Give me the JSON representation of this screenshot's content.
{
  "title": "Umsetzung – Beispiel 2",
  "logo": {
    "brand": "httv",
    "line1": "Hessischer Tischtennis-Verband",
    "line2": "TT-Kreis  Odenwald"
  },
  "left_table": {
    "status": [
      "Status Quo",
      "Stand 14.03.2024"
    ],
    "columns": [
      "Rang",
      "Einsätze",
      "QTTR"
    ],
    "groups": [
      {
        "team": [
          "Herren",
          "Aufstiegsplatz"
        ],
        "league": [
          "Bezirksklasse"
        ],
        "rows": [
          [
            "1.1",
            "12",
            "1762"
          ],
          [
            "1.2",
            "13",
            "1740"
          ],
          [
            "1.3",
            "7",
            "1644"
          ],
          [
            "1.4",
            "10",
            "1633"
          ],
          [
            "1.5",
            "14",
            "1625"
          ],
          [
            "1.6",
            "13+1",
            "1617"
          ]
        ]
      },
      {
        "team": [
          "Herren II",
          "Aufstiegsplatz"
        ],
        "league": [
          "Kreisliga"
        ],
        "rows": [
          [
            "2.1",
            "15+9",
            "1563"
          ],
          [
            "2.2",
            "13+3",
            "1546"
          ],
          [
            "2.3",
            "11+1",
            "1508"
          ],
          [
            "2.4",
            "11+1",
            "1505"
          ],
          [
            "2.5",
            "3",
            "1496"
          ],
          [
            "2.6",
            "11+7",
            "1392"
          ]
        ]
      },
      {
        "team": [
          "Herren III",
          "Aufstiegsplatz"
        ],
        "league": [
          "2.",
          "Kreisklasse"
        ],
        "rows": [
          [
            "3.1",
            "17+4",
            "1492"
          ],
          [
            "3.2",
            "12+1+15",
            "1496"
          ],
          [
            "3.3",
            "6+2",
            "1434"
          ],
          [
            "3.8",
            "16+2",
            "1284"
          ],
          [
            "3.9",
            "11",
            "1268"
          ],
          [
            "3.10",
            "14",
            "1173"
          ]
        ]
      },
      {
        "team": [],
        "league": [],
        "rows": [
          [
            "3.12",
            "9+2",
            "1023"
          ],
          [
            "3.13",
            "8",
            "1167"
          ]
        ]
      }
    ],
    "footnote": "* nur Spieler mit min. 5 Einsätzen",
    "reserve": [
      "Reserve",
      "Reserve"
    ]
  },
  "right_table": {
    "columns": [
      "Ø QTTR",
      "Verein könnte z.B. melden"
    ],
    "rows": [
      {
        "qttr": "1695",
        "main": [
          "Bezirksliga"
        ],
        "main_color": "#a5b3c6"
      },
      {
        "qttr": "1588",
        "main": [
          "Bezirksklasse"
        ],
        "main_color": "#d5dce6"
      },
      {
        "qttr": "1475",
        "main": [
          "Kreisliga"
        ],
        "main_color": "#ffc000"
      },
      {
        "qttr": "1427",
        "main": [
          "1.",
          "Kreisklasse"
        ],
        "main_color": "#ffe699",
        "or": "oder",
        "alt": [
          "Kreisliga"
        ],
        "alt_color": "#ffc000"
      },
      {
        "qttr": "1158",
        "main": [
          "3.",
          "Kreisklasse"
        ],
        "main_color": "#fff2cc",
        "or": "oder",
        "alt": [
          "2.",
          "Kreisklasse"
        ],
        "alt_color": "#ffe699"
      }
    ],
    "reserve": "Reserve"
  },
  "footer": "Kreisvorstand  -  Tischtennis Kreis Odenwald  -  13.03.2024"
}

◆ ◆ ◆ ◆ ◆

• **Task objective**
Set down the listing in full, keeping every word exactly as it is.

• **Written answer**
Give me the JSON representation of this screenshot's content.
{
  "title": "Umsetzung – Beispiel 2",
  "logo": {
    "brand": "httv",
    "line1": "Hessischer Tischtennis-Verband",
    "line2": "TT-Kreis  Odenwald"
  },
  "left_table": {
    "status": [
      "Status Quo",
      "Stand 14.03.2024"
    ],
    "columns": [
      "Rang",
      "Einsätze",
      "QTTR"
    ],
    "groups": [
      {
        "team": [
          "Herren",
          "Aufstiegsplatz"
        ],
        "league": [
          "Bezirksklasse"
        ],
        "rows": [
          [
            "1.1",
            "12",
            "1762"
          ],
          [
            "1.2",
            "13",
            "1740"
          ],
          [
            "1.3",
            "7",
            "1644"
          ],
          [
            "1.4",
            "10",
            "1633"
          ],
          [
            "1.5",
            "14",
            "1625"
          ],
          [
            "1.6",
            "13+1",
            "1617"
          ]
        ]
      },
      {
        "team": [
          "Herren II",
          "Aufstiegsplatz"
        ],
        "league": [
          "Kreisliga"
        ],
        "rows": [
          [
            "2.1",
            "15+9",
            "1563"
          ],
          [
            "2.2",
            "13+3",
            "1546"
          ],
          [
            "2.3",
            "11+1",
            "1508"
          ],
          [
            "2.4",
            "11+1",
            "1505"
          ],
          [
            "2.5",
            "3",
            "1496"
          ],
          [
            "2.6",
            "11+7",
            "1392"
          ]
        ]
      },
      {
        "team": [
          "Herren III",
          "Aufstiegsplatz"
        ],
        "league": [
          "2.",
          "Kreisklasse"
        ],
        "rows": [
          [
            "3.1",
            "17+4",
            "1492"
          ],
          [
            "3.2",
            "12+1+15",
            "1496"
          ],
          [
            "3.3",
            "6+2",
            "1434"
          ],
          [
            "3.8",
            "16+2",
            "1284"
          ],
          [
            "3.9",
            "11",
            "1268"
          ],
          [
            "3.10",
            "14",
            "1173"
          ]
        ]
      },
      {
        "team": [],
        "league": [],
        "rows": [
          [
            "3.12",
            "9+2",
            "1023"
          ],
          [
            "3.13",
            "8",
            "1167"
          ]
        ]
      }
    ],
    "footnote": "* nur Spieler mit min. 5 Einsätzen",
    "reserve": [
      "Reserve",
      "Reserve"
    ]
  },
  "right_table": {
    "columns": [
      "Ø QTTR",
      "Verein könnte z.B. melden"
    ],
    "rows": [
      {
        "qttr": "1695",
        "main": [
          "Bezirksliga"
        ],
        "main_color": "#a5b3c6"
      },
      {
        "qttr": "1588",
        "main": [
          "Bezirksklasse"
        ],
        "main_color": "#d5dce6"
      },
      {
        "qttr": "1475",
        "main": [
          "Kreisliga"
        ],
        "main_color": "#ffc000"
      },
      {
        "qttr": "1427",
        "main": [
          "1.",
          "Kreisklasse"
        ],
        "main_color": "#ffe699",
        "or": "oder",
        "alt": [
          "Kreisliga"
        ],
        "alt_color": "#ffc000"
      },
      {
        "qttr": "1158",
        "main": [
          "3.",
          "Kreisklasse"
        ],
        "main_color": "#fff2cc",
        "or": "oder",
        "alt": [
          "2.",
          "Kreisklasse"
        ],
        "alt_color": "#ffe699"
      }
    ],
    "reserve": "Reserve"
  },
  "footer": "Kreisvorstand  -  Tischtennis Kreis Odenwald  -  13.03.2024"
}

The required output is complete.